Task inputs:
* * *
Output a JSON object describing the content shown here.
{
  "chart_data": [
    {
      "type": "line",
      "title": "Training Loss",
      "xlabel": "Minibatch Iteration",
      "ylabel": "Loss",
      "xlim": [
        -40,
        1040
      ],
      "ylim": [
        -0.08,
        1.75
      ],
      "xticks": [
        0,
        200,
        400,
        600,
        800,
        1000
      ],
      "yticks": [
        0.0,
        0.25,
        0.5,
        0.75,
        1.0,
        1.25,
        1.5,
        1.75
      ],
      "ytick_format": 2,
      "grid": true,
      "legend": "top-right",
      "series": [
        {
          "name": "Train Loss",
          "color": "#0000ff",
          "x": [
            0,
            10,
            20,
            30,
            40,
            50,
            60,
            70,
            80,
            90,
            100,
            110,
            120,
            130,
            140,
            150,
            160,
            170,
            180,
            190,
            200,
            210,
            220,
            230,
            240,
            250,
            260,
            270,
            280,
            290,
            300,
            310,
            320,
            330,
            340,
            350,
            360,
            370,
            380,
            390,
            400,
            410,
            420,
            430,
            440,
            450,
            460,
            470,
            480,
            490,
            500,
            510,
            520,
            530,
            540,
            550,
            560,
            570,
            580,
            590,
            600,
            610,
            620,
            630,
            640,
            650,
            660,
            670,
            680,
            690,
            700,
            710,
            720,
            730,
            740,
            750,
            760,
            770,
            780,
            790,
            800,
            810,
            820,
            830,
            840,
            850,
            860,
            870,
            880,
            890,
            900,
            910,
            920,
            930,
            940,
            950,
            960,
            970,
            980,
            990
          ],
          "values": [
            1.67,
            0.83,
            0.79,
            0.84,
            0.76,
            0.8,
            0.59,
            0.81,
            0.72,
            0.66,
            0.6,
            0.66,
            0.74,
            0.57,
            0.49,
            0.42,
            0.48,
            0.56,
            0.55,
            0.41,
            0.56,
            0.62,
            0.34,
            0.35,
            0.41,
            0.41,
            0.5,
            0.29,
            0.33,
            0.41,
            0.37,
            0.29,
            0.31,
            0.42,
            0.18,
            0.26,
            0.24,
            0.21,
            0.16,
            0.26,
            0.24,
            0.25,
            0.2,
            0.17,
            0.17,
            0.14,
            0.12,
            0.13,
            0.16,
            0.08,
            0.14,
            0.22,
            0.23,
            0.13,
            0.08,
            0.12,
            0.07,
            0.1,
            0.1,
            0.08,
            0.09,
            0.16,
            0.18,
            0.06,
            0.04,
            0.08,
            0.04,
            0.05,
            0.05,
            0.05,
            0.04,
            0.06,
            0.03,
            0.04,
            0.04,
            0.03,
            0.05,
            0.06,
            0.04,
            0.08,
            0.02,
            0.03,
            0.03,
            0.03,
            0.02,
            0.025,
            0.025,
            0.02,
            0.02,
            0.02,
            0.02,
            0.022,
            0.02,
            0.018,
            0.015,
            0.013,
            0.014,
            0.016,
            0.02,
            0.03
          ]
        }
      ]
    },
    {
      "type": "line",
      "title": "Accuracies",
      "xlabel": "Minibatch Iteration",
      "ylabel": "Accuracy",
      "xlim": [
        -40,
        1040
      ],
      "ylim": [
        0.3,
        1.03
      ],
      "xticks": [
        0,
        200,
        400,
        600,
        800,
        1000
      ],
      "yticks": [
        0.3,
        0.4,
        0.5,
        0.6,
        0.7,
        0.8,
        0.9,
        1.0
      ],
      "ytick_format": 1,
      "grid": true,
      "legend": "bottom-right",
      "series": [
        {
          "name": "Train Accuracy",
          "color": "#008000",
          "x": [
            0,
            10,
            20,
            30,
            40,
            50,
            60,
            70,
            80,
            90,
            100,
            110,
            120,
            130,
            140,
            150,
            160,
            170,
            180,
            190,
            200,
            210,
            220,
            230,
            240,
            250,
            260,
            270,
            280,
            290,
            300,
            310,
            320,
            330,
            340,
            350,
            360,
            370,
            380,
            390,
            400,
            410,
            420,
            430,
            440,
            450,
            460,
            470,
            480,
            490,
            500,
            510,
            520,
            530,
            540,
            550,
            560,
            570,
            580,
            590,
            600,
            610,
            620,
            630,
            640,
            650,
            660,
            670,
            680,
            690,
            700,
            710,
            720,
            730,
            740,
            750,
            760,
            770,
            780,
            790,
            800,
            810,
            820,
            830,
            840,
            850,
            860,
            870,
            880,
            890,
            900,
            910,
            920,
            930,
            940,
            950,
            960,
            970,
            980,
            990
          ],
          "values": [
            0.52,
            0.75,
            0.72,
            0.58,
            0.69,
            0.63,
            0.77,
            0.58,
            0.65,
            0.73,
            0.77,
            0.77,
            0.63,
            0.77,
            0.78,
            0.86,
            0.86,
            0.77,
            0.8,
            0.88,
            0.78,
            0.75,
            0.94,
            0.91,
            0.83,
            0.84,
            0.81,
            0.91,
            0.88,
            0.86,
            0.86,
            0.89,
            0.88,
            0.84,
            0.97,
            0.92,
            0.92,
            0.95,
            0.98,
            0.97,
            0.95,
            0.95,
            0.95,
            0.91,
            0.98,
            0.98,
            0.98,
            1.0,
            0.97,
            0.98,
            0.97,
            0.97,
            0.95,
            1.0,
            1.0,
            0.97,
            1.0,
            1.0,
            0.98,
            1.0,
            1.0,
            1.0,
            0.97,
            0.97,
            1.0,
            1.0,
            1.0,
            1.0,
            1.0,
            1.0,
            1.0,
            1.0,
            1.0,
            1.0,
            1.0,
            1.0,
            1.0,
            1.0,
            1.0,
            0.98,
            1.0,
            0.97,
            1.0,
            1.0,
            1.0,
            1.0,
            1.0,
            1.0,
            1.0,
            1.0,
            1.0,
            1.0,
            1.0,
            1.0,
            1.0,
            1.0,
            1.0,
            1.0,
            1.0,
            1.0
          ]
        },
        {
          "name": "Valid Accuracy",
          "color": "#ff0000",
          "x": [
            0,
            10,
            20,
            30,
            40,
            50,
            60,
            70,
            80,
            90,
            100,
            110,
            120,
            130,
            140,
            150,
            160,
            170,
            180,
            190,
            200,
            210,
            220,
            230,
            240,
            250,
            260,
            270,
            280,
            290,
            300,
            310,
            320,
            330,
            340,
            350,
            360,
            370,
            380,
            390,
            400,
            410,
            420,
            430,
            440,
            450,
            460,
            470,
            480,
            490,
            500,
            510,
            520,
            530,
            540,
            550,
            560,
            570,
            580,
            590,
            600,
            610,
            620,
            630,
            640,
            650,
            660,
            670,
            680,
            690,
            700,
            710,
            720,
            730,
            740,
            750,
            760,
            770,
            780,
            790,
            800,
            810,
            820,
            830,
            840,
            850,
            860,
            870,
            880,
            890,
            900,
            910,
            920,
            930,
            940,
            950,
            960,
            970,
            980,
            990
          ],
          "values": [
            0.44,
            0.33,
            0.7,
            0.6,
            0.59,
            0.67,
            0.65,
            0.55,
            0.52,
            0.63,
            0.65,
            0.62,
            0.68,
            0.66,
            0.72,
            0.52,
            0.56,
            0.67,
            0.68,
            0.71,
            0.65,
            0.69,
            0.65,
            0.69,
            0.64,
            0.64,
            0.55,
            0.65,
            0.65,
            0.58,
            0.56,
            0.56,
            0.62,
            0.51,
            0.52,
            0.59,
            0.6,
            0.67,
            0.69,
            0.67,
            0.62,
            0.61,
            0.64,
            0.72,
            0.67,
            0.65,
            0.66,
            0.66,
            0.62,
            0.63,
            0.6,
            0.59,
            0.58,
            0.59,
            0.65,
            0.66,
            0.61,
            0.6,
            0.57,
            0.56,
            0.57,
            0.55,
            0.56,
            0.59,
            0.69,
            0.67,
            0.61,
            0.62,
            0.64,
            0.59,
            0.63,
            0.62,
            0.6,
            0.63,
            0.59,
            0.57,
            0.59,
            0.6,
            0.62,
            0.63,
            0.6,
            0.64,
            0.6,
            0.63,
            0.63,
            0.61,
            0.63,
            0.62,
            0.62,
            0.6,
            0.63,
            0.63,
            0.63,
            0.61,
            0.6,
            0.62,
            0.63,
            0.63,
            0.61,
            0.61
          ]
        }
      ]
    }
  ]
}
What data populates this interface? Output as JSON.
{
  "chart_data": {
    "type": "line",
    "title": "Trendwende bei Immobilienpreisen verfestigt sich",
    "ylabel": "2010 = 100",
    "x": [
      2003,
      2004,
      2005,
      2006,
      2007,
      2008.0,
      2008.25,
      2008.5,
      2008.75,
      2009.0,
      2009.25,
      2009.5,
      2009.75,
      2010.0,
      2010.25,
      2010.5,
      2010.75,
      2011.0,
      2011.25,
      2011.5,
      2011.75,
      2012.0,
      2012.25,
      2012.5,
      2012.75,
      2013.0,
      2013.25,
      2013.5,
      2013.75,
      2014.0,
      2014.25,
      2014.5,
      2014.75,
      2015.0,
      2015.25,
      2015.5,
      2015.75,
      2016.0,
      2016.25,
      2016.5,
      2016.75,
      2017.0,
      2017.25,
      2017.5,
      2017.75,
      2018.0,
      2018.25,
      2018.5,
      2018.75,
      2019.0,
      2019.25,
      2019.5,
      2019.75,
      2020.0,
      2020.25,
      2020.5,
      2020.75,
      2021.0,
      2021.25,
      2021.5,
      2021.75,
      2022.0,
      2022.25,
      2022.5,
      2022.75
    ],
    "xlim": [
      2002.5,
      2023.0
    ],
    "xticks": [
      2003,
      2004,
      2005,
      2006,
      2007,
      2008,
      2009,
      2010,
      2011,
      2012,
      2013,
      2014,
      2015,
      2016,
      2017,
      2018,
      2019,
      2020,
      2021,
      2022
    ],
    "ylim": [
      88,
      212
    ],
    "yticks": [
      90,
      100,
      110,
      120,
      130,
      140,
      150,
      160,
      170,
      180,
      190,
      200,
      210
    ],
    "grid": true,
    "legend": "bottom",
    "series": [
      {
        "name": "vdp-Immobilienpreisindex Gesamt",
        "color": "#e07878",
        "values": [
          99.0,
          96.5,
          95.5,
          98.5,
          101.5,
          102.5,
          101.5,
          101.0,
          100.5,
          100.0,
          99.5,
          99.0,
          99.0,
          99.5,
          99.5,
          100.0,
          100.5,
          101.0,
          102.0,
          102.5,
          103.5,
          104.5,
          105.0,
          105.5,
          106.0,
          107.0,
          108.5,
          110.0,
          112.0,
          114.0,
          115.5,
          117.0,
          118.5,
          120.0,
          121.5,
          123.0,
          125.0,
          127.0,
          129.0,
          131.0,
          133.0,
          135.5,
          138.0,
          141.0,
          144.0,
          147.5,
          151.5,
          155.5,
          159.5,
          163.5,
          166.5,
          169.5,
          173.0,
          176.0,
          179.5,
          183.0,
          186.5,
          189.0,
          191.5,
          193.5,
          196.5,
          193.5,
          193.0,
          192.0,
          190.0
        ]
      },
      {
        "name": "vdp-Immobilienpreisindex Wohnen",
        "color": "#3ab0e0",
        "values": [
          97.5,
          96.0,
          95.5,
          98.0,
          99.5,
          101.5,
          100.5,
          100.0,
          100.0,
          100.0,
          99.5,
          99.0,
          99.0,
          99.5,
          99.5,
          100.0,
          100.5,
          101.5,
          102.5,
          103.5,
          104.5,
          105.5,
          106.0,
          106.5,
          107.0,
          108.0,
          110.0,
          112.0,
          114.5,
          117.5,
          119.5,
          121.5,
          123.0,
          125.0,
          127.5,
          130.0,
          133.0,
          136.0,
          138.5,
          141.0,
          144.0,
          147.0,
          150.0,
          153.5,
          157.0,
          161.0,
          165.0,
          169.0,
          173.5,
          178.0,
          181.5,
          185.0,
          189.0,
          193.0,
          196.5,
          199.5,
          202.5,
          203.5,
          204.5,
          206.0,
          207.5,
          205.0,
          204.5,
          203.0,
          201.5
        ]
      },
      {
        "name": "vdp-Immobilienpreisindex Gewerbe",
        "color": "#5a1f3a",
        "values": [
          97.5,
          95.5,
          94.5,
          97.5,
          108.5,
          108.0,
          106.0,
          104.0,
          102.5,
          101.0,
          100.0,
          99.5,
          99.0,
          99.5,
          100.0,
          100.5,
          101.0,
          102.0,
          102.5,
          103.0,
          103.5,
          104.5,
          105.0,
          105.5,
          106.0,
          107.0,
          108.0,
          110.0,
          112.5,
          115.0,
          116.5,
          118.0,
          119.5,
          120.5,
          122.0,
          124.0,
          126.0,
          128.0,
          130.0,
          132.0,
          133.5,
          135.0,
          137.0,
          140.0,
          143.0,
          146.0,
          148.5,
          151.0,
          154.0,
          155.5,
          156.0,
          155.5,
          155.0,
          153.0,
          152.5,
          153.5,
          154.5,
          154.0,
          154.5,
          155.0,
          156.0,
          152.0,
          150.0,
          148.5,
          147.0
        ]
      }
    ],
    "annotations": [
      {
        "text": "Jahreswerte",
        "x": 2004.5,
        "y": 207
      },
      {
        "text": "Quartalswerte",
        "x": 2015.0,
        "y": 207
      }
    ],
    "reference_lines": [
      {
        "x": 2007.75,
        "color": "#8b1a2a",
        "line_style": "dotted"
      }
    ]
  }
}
* * *
Using the listing above, return all lines where the word "Loss" occurs.

      "title": "Training Loss",
      "ylabel": "Loss",
          "name": "Train Loss",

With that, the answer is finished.